According to the document on trade and poverty below, how many people stood up against poverty on October 17-19, 2008?

§ **DOCUMENT**:
########
Poverty at a glance

October 17-19, 2008, 116 million stood up against poverty in over 7000 events in 110 countries as part of the stand up and take Action event synchronized by the United Nations millennium campaign and the global call to action against poverty (GCAP) (OneWorld South Asia October 2008) This found it its way into the Guinness book of world record for being the single largest coordinated movement of people to stand against poverty in one week. People around the people, by participating in this event and organizing large scale protests, were urging leaders to meet the millennium development goals and to eradicate poverty for the ghastly face of poverty is known to all and the facts of poverty are haunting: Over 2.8 billion people are living on less than 2 dollars a day; even worse 1.2 billion live on less than a dollar. (World Bank annual report 2008) 967 million people in the world are hungry and each day 29,000 children die of hunger around the world. (OneWorld South Asia 2008)

The relationship between trade and poverty

Since Adam Smith and David Ricardo proposed freer trade, a contention has sparked up between the pro-traders and the protectionists. One of the arguments put forward by advocates of free trade is that trade reduces poverty. Does free trade have the inherent potentials to salvage a significant portion of the world's poor from poverty? The relationship between trade and poverty is both convoluted and ambiguous.

The opportunities that trade creates for human development and poverty reduction are dwarfed or simply overlooked by the protectionists. On the other hand, pro-traders are exaggerating the role of trade openness in reducing poverty. This paper will assess the role of freer trade in ending poverty. It will examine whether trade openness and trade liberalization are, if it all, a panacea for poverty reduction. If it is the case, is trade sufficient in rescuing a large number of poor people from impoverishment?

Trade as a panacea for poverty reduction

Abject poverty - living on under a dollar per day- is restricted to developing countries, so the paper will un-dividedly focus on them. Expanding national income is critical to increasing the wellbeing of the developing nations and it's a general consensus, that trade raises the overall income of the country. With trade, a country expands production of those goods in which it has a comparative advantage and moves away from the production of goods in which it has no comparative advantage. This reallocation of the factors of production from inefficient sectors to more efficient sectors increases the overall Gross national product (GNP). (Dean 2003)
########
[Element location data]
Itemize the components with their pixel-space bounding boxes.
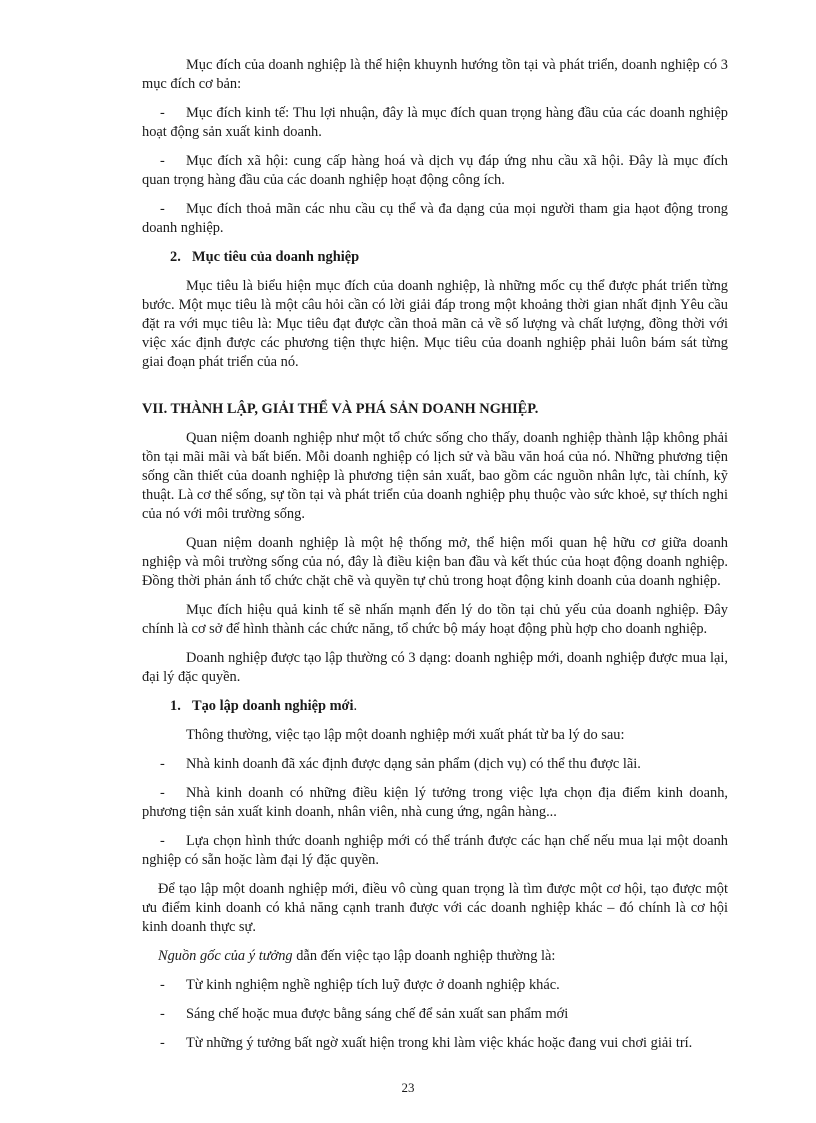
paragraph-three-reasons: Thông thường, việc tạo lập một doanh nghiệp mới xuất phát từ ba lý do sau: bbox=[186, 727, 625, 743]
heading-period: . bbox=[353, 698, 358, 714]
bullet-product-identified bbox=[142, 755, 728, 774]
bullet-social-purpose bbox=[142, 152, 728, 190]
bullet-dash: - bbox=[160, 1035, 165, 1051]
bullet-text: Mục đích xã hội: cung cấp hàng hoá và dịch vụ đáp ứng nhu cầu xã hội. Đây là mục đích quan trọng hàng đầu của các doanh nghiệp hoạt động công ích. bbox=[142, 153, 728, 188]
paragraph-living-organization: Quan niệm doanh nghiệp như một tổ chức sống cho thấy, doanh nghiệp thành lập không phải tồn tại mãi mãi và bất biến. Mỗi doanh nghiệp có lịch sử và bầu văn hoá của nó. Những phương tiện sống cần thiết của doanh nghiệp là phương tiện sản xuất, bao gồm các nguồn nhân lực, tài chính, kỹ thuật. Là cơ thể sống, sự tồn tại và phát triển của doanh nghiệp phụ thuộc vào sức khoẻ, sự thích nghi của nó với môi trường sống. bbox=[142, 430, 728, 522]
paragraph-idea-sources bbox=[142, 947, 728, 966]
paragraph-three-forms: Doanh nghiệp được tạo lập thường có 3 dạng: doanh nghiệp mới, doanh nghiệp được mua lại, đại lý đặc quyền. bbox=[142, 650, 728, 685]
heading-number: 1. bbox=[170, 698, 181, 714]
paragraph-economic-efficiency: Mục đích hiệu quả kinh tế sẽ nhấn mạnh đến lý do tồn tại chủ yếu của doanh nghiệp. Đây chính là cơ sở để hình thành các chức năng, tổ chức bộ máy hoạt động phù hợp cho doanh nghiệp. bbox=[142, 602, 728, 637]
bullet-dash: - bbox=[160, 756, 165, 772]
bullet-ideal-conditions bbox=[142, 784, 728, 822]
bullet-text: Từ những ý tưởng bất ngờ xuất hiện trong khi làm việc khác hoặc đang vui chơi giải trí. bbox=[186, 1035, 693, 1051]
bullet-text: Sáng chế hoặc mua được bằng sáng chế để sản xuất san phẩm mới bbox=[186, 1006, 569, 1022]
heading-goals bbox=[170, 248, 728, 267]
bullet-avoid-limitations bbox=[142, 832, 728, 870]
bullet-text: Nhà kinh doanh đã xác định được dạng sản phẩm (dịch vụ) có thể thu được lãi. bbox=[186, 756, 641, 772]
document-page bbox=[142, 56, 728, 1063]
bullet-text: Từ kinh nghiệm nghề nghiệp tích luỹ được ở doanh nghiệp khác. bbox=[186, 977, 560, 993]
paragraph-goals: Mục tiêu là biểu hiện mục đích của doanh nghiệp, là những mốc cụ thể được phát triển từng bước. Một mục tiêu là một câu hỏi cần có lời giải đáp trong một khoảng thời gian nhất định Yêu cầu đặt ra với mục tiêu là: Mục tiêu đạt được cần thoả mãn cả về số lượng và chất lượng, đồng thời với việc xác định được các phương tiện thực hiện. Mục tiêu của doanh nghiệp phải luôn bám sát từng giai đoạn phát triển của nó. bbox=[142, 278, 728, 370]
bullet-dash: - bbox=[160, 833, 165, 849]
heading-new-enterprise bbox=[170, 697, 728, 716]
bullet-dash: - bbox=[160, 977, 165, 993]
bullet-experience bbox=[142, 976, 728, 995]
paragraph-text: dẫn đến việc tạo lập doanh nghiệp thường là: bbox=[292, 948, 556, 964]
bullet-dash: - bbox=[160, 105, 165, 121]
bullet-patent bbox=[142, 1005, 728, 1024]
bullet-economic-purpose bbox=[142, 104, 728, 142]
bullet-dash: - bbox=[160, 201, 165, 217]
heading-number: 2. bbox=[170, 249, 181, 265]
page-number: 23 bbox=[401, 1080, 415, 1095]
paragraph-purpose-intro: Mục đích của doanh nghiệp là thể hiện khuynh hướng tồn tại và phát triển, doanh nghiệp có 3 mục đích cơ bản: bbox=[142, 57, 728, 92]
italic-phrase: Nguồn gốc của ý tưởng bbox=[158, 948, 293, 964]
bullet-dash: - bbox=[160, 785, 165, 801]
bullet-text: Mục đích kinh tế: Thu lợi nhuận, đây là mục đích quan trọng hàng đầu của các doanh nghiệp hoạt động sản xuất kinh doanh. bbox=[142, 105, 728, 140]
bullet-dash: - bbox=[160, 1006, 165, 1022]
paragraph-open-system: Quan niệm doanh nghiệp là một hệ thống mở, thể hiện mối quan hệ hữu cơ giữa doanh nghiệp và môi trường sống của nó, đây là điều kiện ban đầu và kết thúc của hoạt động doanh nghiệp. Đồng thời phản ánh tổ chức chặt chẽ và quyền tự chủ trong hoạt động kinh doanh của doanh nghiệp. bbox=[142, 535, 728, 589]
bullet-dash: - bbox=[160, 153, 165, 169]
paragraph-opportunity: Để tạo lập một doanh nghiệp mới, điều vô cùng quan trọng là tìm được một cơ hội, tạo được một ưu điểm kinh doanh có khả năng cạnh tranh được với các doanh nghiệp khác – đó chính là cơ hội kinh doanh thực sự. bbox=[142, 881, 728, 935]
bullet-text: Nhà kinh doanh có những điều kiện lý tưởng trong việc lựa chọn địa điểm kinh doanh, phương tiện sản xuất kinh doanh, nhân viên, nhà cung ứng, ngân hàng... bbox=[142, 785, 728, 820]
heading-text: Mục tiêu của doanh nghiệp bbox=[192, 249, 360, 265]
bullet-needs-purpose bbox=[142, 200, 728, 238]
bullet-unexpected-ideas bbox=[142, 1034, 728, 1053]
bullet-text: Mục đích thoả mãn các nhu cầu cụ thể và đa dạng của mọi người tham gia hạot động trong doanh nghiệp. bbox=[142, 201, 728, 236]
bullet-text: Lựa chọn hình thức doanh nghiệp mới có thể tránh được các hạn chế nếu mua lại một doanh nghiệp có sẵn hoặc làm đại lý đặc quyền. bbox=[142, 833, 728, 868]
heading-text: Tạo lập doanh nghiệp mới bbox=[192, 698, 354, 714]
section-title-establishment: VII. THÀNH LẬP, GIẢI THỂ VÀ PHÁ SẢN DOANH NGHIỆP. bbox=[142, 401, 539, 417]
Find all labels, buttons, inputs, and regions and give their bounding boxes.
########
§ **ANSWER TO THE TASK**: 116 million people.